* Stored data
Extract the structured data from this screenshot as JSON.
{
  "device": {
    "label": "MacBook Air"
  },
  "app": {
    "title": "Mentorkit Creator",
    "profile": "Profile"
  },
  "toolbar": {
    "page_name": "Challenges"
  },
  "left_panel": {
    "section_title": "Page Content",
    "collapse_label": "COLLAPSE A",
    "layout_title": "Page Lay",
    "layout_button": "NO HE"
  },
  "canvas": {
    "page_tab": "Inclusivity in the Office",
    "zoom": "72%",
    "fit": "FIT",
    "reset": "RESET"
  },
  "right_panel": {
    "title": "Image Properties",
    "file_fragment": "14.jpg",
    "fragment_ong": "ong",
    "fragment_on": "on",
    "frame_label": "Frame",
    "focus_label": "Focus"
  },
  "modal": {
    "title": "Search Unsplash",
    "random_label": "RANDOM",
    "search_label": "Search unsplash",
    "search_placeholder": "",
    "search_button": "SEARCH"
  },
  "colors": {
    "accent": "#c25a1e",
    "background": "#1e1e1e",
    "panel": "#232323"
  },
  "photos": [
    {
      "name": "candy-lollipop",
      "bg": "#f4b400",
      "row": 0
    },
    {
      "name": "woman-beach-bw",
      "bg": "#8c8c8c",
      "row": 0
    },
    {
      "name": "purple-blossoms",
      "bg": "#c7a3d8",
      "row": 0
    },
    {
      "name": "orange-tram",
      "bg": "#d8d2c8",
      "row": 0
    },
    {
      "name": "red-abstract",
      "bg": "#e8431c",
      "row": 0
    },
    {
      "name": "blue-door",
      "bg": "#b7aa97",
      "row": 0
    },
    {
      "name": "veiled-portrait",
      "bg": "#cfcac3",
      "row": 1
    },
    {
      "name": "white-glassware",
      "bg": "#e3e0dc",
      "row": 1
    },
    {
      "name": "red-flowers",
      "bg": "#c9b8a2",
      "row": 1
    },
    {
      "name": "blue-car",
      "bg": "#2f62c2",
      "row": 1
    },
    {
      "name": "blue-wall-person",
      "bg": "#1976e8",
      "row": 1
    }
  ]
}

* Short problem
Every entry needs to be retyped exactly.

* Worked answer
Extract the structured data from this screenshot as JSON.
{
  "device": {
    "label": "MacBook Air"
  },
  "app": {
    "title": "Mentorkit Creator",
    "profile": "Profile"
  },
  "toolbar": {
    "page_name": "Challenges"
  },
  "left_panel": {
    "section_title": "Page Content",
    "collapse_label": "COLLAPSE A",
    "layout_title": "Page Lay",
    "layout_button": "NO HE"
  },
  "canvas": {
    "page_tab": "Inclusivity in the Office",
    "zoom": "72%",
    "fit": "FIT",
    "reset": "RESET"
  },
  "right_panel": {
    "title": "Image Properties",
    "file_fragment": "14.jpg",
    "fragment_ong": "ong",
    "fragment_on": "on",
    "frame_label": "Frame",
    "focus_label": "Focus"
  },
  "modal": {
    "title": "Search Unsplash",
    "random_label": "RANDOM",
    "search_label": "Search unsplash",
    "search_placeholder": "",
    "search_button": "SEARCH"
  },
  "colors": {
    "accent": "#c25a1e",
    "background": "#1e1e1e",
    "panel": "#232323"
  },
  "photos": [
    {
      "name": "candy-lollipop",
      "bg": "#f4b400",
      "row": 0
    },
    {
      "name": "woman-beach-bw",
      "bg": "#8c8c8c",
      "row": 0
    },
    {
      "name": "purple-blossoms",
      "bg": "#c7a3d8",
      "row": 0
    },
    {
      "name": "orange-tram",
      "bg": "#d8d2c8",
      "row": 0
    },
    {
      "name": "red-abstract",
      "bg": "#e8431c",
      "row": 0
    },
    {
      "name": "blue-door",
      "bg": "#b7aa97",
      "row": 0
    },
    {
      "name": "veiled-portrait",
      "bg": "#cfcac3",
      "row": 1
    },
    {
      "name": "white-glassware",
      "bg": "#e3e0dc",
      "row": 1
    },
    {
      "name": "red-flowers",
      "bg": "#c9b8a2",
      "row": 1
    },
    {
      "name": "blue-car",
      "bg": "#2f62c2",
      "row": 1
    },
    {
      "name": "blue-wall-person",
      "bg": "#1976e8",
      "row": 1
    }
  ]
}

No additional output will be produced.